## Start

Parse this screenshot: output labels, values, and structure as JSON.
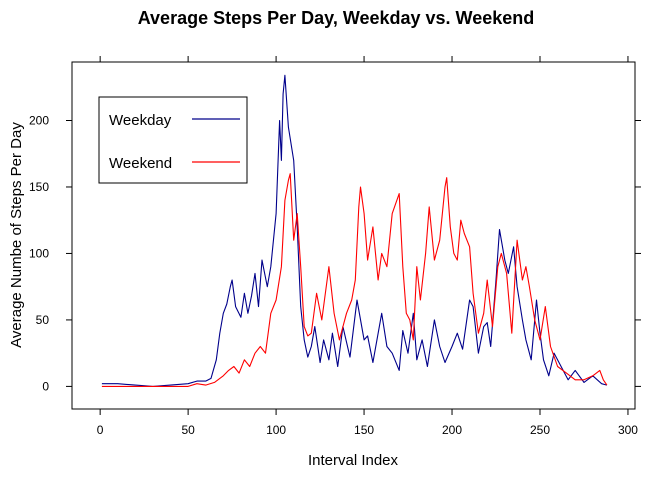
{
  "chart_data": {
    "type": "line",
    "title": "Average Steps Per Day, Weekday vs. Weekend",
    "xlabel": "Interval Index",
    "ylabel": "Average Numbe of Steps Per Day",
    "xlim": [
      -16,
      304
    ],
    "ylim": [
      -17,
      244
    ],
    "x_ticks": [
      0,
      50,
      100,
      150,
      200,
      250,
      300
    ],
    "y_ticks": [
      0,
      50,
      100,
      150,
      200
    ],
    "grid": false,
    "legend_position": "top-left",
    "series": [
      {
        "name": "Weekday",
        "color": "#00008B",
        "x": [
          1,
          10,
          20,
          30,
          40,
          50,
          55,
          60,
          63,
          66,
          68,
          70,
          72,
          74,
          75,
          77,
          80,
          82,
          84,
          86,
          88,
          90,
          92,
          95,
          97,
          100,
          102,
          103,
          104,
          105,
          107,
          110,
          112,
          114,
          116,
          118,
          120,
          122,
          125,
          127,
          130,
          132,
          135,
          138,
          142,
          146,
          150,
          152,
          155,
          160,
          163,
          166,
          170,
          172,
          175,
          178,
          180,
          183,
          186,
          190,
          193,
          196,
          200,
          203,
          206,
          210,
          212,
          215,
          218,
          220,
          222,
          225,
          227,
          230,
          232,
          235,
          237,
          240,
          242,
          245,
          248,
          250,
          252,
          255,
          258,
          262,
          266,
          270,
          275,
          280,
          285,
          288
        ],
        "y": [
          2,
          2,
          1,
          0,
          1,
          2,
          4,
          4,
          6,
          20,
          40,
          55,
          62,
          75,
          80,
          60,
          52,
          70,
          55,
          68,
          85,
          60,
          95,
          75,
          90,
          130,
          200,
          170,
          220,
          234,
          195,
          170,
          120,
          60,
          35,
          22,
          30,
          45,
          18,
          35,
          20,
          40,
          15,
          45,
          22,
          65,
          35,
          38,
          18,
          55,
          30,
          25,
          12,
          42,
          25,
          55,
          20,
          35,
          15,
          50,
          30,
          18,
          30,
          40,
          28,
          65,
          60,
          25,
          45,
          48,
          30,
          80,
          118,
          95,
          85,
          105,
          75,
          50,
          35,
          20,
          65,
          40,
          20,
          8,
          25,
          15,
          5,
          12,
          3,
          8,
          2,
          1
        ],
        "legend_label": "Weekday"
      },
      {
        "name": "Weekend",
        "color": "#FF0000",
        "x": [
          1,
          10,
          20,
          30,
          40,
          50,
          55,
          60,
          65,
          70,
          73,
          76,
          79,
          82,
          85,
          88,
          91,
          94,
          97,
          100,
          103,
          105,
          107,
          108,
          110,
          112,
          114,
          116,
          118,
          120,
          123,
          126,
          130,
          133,
          136,
          140,
          143,
          145,
          147,
          148,
          150,
          152,
          155,
          158,
          160,
          163,
          166,
          170,
          172,
          174,
          176,
          178,
          180,
          182,
          185,
          187,
          190,
          193,
          196,
          197,
          199,
          201,
          203,
          205,
          207,
          210,
          212,
          215,
          218,
          220,
          223,
          226,
          228,
          231,
          234,
          237,
          240,
          242,
          244,
          247,
          250,
          253,
          256,
          260,
          265,
          270,
          275,
          280,
          284,
          286,
          288
        ],
        "y": [
          0,
          0,
          0,
          0,
          0,
          0,
          2,
          1,
          3,
          8,
          12,
          15,
          10,
          20,
          15,
          25,
          30,
          25,
          55,
          65,
          90,
          140,
          155,
          160,
          110,
          130,
          90,
          45,
          38,
          40,
          70,
          50,
          90,
          55,
          35,
          55,
          65,
          80,
          135,
          150,
          130,
          95,
          120,
          80,
          100,
          90,
          130,
          145,
          90,
          55,
          50,
          35,
          90,
          65,
          100,
          135,
          95,
          110,
          150,
          157,
          120,
          100,
          95,
          125,
          115,
          105,
          70,
          40,
          55,
          80,
          45,
          90,
          100,
          85,
          40,
          110,
          80,
          90,
          75,
          50,
          35,
          60,
          30,
          15,
          10,
          5,
          5,
          8,
          12,
          5,
          1
        ],
        "legend_label": "Weekend"
      }
    ]
  }
}
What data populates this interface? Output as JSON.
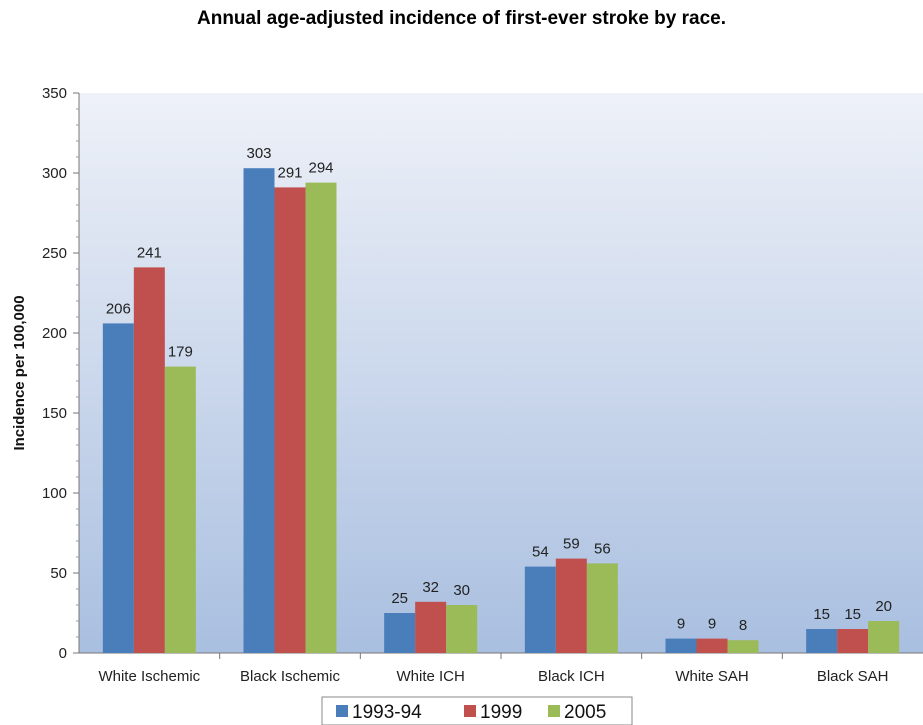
{
  "chart_data": {
    "type": "bar",
    "title": "Annual age-adjusted incidence of first-ever stroke by race.",
    "ylabel": "Incidence per 100,000",
    "xlabel": "",
    "ylim": [
      0,
      350
    ],
    "yticks": [
      0,
      50,
      100,
      150,
      200,
      250,
      300,
      350
    ],
    "grid": false,
    "legend_position": "bottom",
    "categories": [
      "White Ischemic",
      "Black Ischemic",
      "White ICH",
      "Black ICH",
      "White SAH",
      "Black SAH"
    ],
    "series": [
      {
        "name": "1993-94",
        "color": "#4a7ebb",
        "values": [
          206,
          303,
          25,
          54,
          9,
          15
        ]
      },
      {
        "name": "1999",
        "color": "#c0504d",
        "values": [
          241,
          291,
          32,
          59,
          9,
          15
        ]
      },
      {
        "name": "2005",
        "color": "#9bbb59",
        "values": [
          179,
          294,
          30,
          56,
          8,
          20
        ]
      }
    ]
  }
}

## End

Description of the task.
Repeat the material verbatim. Do not carry over any picture.

Task solution.
Parse this screenshot: output labels, values, and structure as JSON.
{
  "chart_data": {
    "type": "line",
    "title": "Average Steps Per Day, Weekday vs. Weekend",
    "xlabel": "Interval Index",
    "ylabel": "Average Numbe of Steps Per Day",
    "xlim": [
      -16,
      304
    ],
    "ylim": [
      -17,
      244
    ],
    "x_ticks": [
      0,
      50,
      100,
      150,
      200,
      250,
      300
    ],
    "y_ticks": [
      0,
      50,
      100,
      150,
      200
    ],
    "grid": false,
    "legend_position": "top-left",
    "series": [
      {
        "name": "Weekday",
        "color": "#00008B",
        "x": [
          1,
          10,
          20,
          30,
          40,
          50,
          55,
          60,
          63,
          66,
          68,
          70,
          72,
          74,
          75,
          77,
          80,
          82,
          84,
          86,
          88,
          90,
          92,
          95,
          97,
          100,
          102,
          103,
          104,
          105,
          107,
          110,
          112,
          114,
          116,
          118,
          120,
          122,
          125,
          127,
          130,
          132,
          135,
          138,
          142,
          146,
          150,
          152,
          155,
          160,
          163,
          166,
          170,
          172,
          175,
          178,
          180,
          183,
          186,
          190,
          193,
          196,
          200,
          203,
          206,
          210,
          212,
          215,
          218,
          220,
          222,
          225,
          227,
          230,
          232,
          235,
          237,
          240,
          242,
          245,
          248,
          250,
          252,
          255,
          258,
          262,
          266,
          270,
          275,
          280,
          285,
          288
        ],
        "y": [
          2,
          2,
          1,
          0,
          1,
          2,
          4,
          4,
          6,
          20,
          40,
          55,
          62,
          75,
          80,
          60,
          52,
          70,
          55,
          68,
          85,
          60,
          95,
          75,
          90,
          130,
          200,
          170,
          220,
          234,
          195,
          170,
          120,
          60,
          35,
          22,
          30,
          45,
          18,
          35,
          20,
          40,
          15,
          45,
          22,
          65,
          35,
          38,
          18,
          55,
          30,
          25,
          12,
          42,
          25,
          55,
          20,
          35,
          15,
          50,
          30,
          18,
          30,
          40,
          28,
          65,
          60,
          25,
          45,
          48,
          30,
          80,
          118,
          95,
          85,
          105,
          75,
          50,
          35,
          20,
          65,
          40,
          20,
          8,
          25,
          15,
          5,
          12,
          3,
          8,
          2,
          1
        ],
        "legend_label": "Weekday"
      },
      {
        "name": "Weekend",
        "color": "#FF0000",
        "x": [
          1,
          10,
          20,
          30,
          40,
          50,
          55,
          60,
          65,
          70,
          73,
          76,
          79,
          82,
          85,
          88,
          91,
          94,
          97,
          100,
          103,
          105,
          107,
          108,
          110,
          112,
          114,
          116,
          118,
          120,
          123,
          126,
          130,
          133,
          136,
          140,
          143,
          145,
          147,
          148,
          150,
          152,
          155,
          158,
          160,
          163,
          166,
          170,
          172,
          174,
          176,
          178,
          180,
          182,
          185,
          187,
          190,
          193,
          196,
          197,
          199,
          201,
          203,
          205,
          207,
          210,
          212,
          215,
          218,
          220,
          223,
          226,
          228,
          231,
          234,
          237,
          240,
          242,
          244,
          247,
          250,
          253,
          256,
          260,
          265,
          270,
          275,
          280,
          284,
          286,
          288
        ],
        "y": [
          0,
          0,
          0,
          0,
          0,
          0,
          2,
          1,
          3,
          8,
          12,
          15,
          10,
          20,
          15,
          25,
          30,
          25,
          55,
          65,
          90,
          140,
          155,
          160,
          110,
          130,
          90,
          45,
          38,
          40,
          70,
          50,
          90,
          55,
          35,
          55,
          65,
          80,
          135,
          150,
          130,
          95,
          120,
          80,
          100,
          90,
          130,
          145,
          90,
          55,
          50,
          35,
          90,
          65,
          100,
          135,
          95,
          110,
          150,
          157,
          120,
          100,
          95,
          125,
          115,
          105,
          70,
          40,
          55,
          80,
          45,
          90,
          100,
          85,
          40,
          110,
          80,
          90,
          75,
          50,
          35,
          60,
          30,
          15,
          10,
          5,
          5,
          8,
          12,
          5,
          1
        ],
        "legend_label": "Weekend"
      }
    ]
  }
}
What data populates this interface? Output as JSON.
{
  "chart_data": {
    "type": "bar",
    "title": "Annual age-adjusted incidence of first-ever stroke by race.",
    "ylabel": "Incidence per 100,000",
    "xlabel": "",
    "ylim": [
      0,
      350
    ],
    "yticks": [
      0,
      50,
      100,
      150,
      200,
      250,
      300,
      350
    ],
    "grid": false,
    "legend_position": "bottom",
    "categories": [
      "White Ischemic",
      "Black Ischemic",
      "White ICH",
      "Black ICH",
      "White SAH",
      "Black SAH"
    ],
    "series": [
      {
        "name": "1993-94",
        "color": "#4a7ebb",
        "values": [
          206,
          303,
          25,
          54,
          9,
          15
        ]
      },
      {
        "name": "1999",
        "color": "#c0504d",
        "values": [
          241,
          291,
          32,
          59,
          9,
          15
        ]
      },
      {
        "name": "2005",
        "color": "#9bbb59",
        "values": [
          179,
          294,
          30,
          56,
          8,
          20
        ]
      }
    ]
  }
}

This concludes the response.